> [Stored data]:

########

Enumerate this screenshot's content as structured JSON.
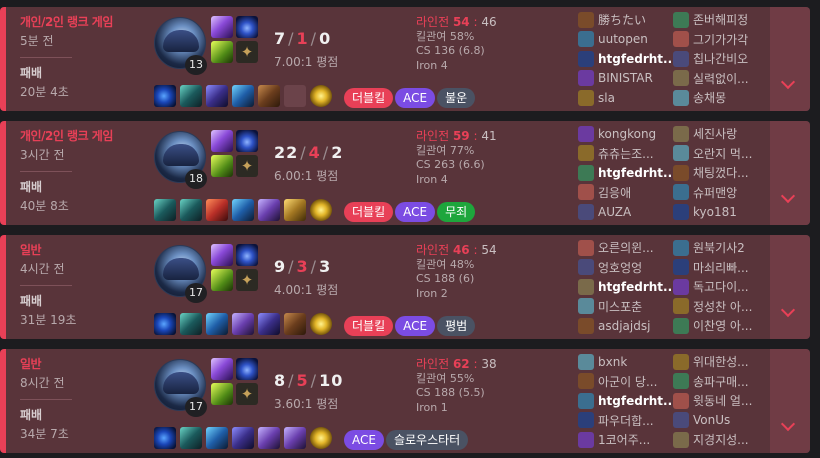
{
  "matches": [
    {
      "queue": "개인/2인 랭크 게임",
      "time_ago": "5분 전",
      "result": "패배",
      "duration": "20분 4초",
      "level": "13",
      "kda": {
        "k": "7",
        "d": "1",
        "a": "0"
      },
      "ratio": "7.00:1 평점",
      "stats": {
        "lane_label": "라인전",
        "lane_win": "54",
        "lane_lose": "46",
        "kp": "킬관여 58%",
        "cs": "CS 136 (6.8)",
        "tier": "Iron 4"
      },
      "items": [
        "it1",
        "it2",
        "it3",
        "it4",
        "it5",
        "empty",
        "ward"
      ],
      "tags": [
        {
          "label": "더블킬",
          "style": "red"
        },
        {
          "label": "ACE",
          "style": "ace"
        },
        {
          "label": "불운",
          "style": "gray"
        }
      ],
      "team1": [
        "勝ちたい",
        "uutopen",
        "htgfedrht...",
        "BINISTAR",
        "sla"
      ],
      "team2": [
        "존버해피정",
        "그기가가각",
        "칩나간비오",
        "실력없이...",
        "송채몽"
      ]
    },
    {
      "queue": "개인/2인 랭크 게임",
      "time_ago": "3시간 전",
      "result": "패배",
      "duration": "40분 8초",
      "level": "18",
      "kda": {
        "k": "22",
        "d": "4",
        "a": "2"
      },
      "ratio": "6.00:1 평점",
      "stats": {
        "lane_label": "라인전",
        "lane_win": "59",
        "lane_lose": "41",
        "kp": "킬관여 77%",
        "cs": "CS 263 (6.6)",
        "tier": "Iron 4"
      },
      "items": [
        "it2",
        "it2",
        "it6",
        "it4",
        "it8",
        "it7",
        "ward"
      ],
      "tags": [
        {
          "label": "더블킬",
          "style": "red"
        },
        {
          "label": "ACE",
          "style": "ace"
        },
        {
          "label": "무죄",
          "style": "green"
        }
      ],
      "team1": [
        "kongkong",
        "츄츄는조...",
        "htgfedrht...",
        "김응애",
        "AUZA"
      ],
      "team2": [
        "세진사랑",
        "오란지 먹...",
        "채팅껐다...",
        "슈퍼맨앙",
        "kyo181"
      ]
    },
    {
      "queue": "일반",
      "time_ago": "4시간 전",
      "result": "패배",
      "duration": "31분 19초",
      "level": "17",
      "kda": {
        "k": "9",
        "d": "3",
        "a": "3"
      },
      "ratio": "4.00:1 평점",
      "stats": {
        "lane_label": "라인전",
        "lane_win": "46",
        "lane_lose": "54",
        "kp": "킬관여 48%",
        "cs": "CS 188 (6)",
        "tier": "Iron 2"
      },
      "items": [
        "it1",
        "it2",
        "it4",
        "it8",
        "it3",
        "it5",
        "ward"
      ],
      "tags": [
        {
          "label": "더블킬",
          "style": "red"
        },
        {
          "label": "ACE",
          "style": "ace"
        },
        {
          "label": "평범",
          "style": "gray"
        }
      ],
      "team1": [
        "오른의윈...",
        "엉호엉엉",
        "htgfedrht...",
        "미스포춘",
        "asdjajdsj"
      ],
      "team2": [
        "원북기사2",
        "마쇠리빠...",
        "독고다이...",
        "정성찬 아...",
        "이찬영 아..."
      ]
    },
    {
      "queue": "일반",
      "time_ago": "8시간 전",
      "result": "패배",
      "duration": "34분 7초",
      "level": "17",
      "kda": {
        "k": "8",
        "d": "5",
        "a": "10"
      },
      "ratio": "3.60:1 평점",
      "stats": {
        "lane_label": "라인전",
        "lane_win": "62",
        "lane_lose": "38",
        "kp": "킬관여 55%",
        "cs": "CS 188 (5.5)",
        "tier": "Iron 1"
      },
      "items": [
        "it1",
        "it2",
        "it4",
        "it3",
        "it8",
        "it8",
        "ward"
      ],
      "tags": [
        {
          "label": "ACE",
          "style": "ace"
        },
        {
          "label": "슬로우스타터",
          "style": "gray"
        }
      ],
      "team1": [
        "bxnk",
        "아군이 당...",
        "htgfedrht...",
        "파우더합...",
        "1코어주..."
      ],
      "team2": [
        "위대한성...",
        "송파구매...",
        "윗동네 얼...",
        "VonUs",
        "지경지성..."
      ]
    }
  ],
  "colors": {
    "loss_bg": "#59343a",
    "loss_accent": "#e84057",
    "ace": "#7b4ce3",
    "tag_gray": "#4a5263",
    "tag_green": "#1ea63c"
  }
}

########

> [Set problem]:
Return each line exactly as written. Any picture gets left out.

> [Written solution]:
Enumerate this screenshot's content as structured JSON.
{
  "matches": [
    {
      "queue": "개인/2인 랭크 게임",
      "time_ago": "5분 전",
      "result": "패배",
      "duration": "20분 4초",
      "level": "13",
      "kda": {
        "k": "7",
        "d": "1",
        "a": "0"
      },
      "ratio": "7.00:1 평점",
      "stats": {
        "lane_label": "라인전",
        "lane_win": "54",
        "lane_lose": "46",
        "kp": "킬관여 58%",
        "cs": "CS 136 (6.8)",
        "tier": "Iron 4"
      },
      "items": [
        "it1",
        "it2",
        "it3",
        "it4",
        "it5",
        "empty",
        "ward"
      ],
      "tags": [
        {
          "label": "더블킬",
          "style": "red"
        },
        {
          "label": "ACE",
          "style": "ace"
        },
        {
          "label": "불운",
          "style": "gray"
        }
      ],
      "team1": [
        "勝ちたい",
        "uutopen",
        "htgfedrht...",
        "BINISTAR",
        "sla"
      ],
      "team2": [
        "존버해피정",
        "그기가가각",
        "칩나간비오",
        "실력없이...",
        "송채몽"
      ]
    },
    {
      "queue": "개인/2인 랭크 게임",
      "time_ago": "3시간 전",
      "result": "패배",
      "duration": "40분 8초",
      "level": "18",
      "kda": {
        "k": "22",
        "d": "4",
        "a": "2"
      },
      "ratio": "6.00:1 평점",
      "stats": {
        "lane_label": "라인전",
        "lane_win": "59",
        "lane_lose": "41",
        "kp": "킬관여 77%",
        "cs": "CS 263 (6.6)",
        "tier": "Iron 4"
      },
      "items": [
        "it2",
        "it2",
        "it6",
        "it4",
        "it8",
        "it7",
        "ward"
      ],
      "tags": [
        {
          "label": "더블킬",
          "style": "red"
        },
        {
          "label": "ACE",
          "style": "ace"
        },
        {
          "label": "무죄",
          "style": "green"
        }
      ],
      "team1": [
        "kongkong",
        "츄츄는조...",
        "htgfedrht...",
        "김응애",
        "AUZA"
      ],
      "team2": [
        "세진사랑",
        "오란지 먹...",
        "채팅껐다...",
        "슈퍼맨앙",
        "kyo181"
      ]
    },
    {
      "queue": "일반",
      "time_ago": "4시간 전",
      "result": "패배",
      "duration": "31분 19초",
      "level": "17",
      "kda": {
        "k": "9",
        "d": "3",
        "a": "3"
      },
      "ratio": "4.00:1 평점",
      "stats": {
        "lane_label": "라인전",
        "lane_win": "46",
        "lane_lose": "54",
        "kp": "킬관여 48%",
        "cs": "CS 188 (6)",
        "tier": "Iron 2"
      },
      "items": [
        "it1",
        "it2",
        "it4",
        "it8",
        "it3",
        "it5",
        "ward"
      ],
      "tags": [
        {
          "label": "더블킬",
          "style": "red"
        },
        {
          "label": "ACE",
          "style": "ace"
        },
        {
          "label": "평범",
          "style": "gray"
        }
      ],
      "team1": [
        "오른의윈...",
        "엉호엉엉",
        "htgfedrht...",
        "미스포춘",
        "asdjajdsj"
      ],
      "team2": [
        "원북기사2",
        "마쇠리빠...",
        "독고다이...",
        "정성찬 아...",
        "이찬영 아..."
      ]
    },
    {
      "queue": "일반",
      "time_ago": "8시간 전",
      "result": "패배",
      "duration": "34분 7초",
      "level": "17",
      "kda": {
        "k": "8",
        "d": "5",
        "a": "10"
      },
      "ratio": "3.60:1 평점",
      "stats": {
        "lane_label": "라인전",
        "lane_win": "62",
        "lane_lose": "38",
        "kp": "킬관여 55%",
        "cs": "CS 188 (5.5)",
        "tier": "Iron 1"
      },
      "items": [
        "it1",
        "it2",
        "it4",
        "it3",
        "it8",
        "it8",
        "ward"
      ],
      "tags": [
        {
          "label": "ACE",
          "style": "ace"
        },
        {
          "label": "슬로우스타터",
          "style": "gray"
        }
      ],
      "team1": [
        "bxnk",
        "아군이 당...",
        "htgfedrht...",
        "파우더합...",
        "1코어주..."
      ],
      "team2": [
        "위대한성...",
        "송파구매...",
        "윗동네 얼...",
        "VonUs",
        "지경지성..."
      ]
    }
  ],
  "colors": {
    "loss_bg": "#59343a",
    "loss_accent": "#e84057",
    "ace": "#7b4ce3",
    "tag_gray": "#4a5263",
    "tag_green": "#1ea63c"
  }
}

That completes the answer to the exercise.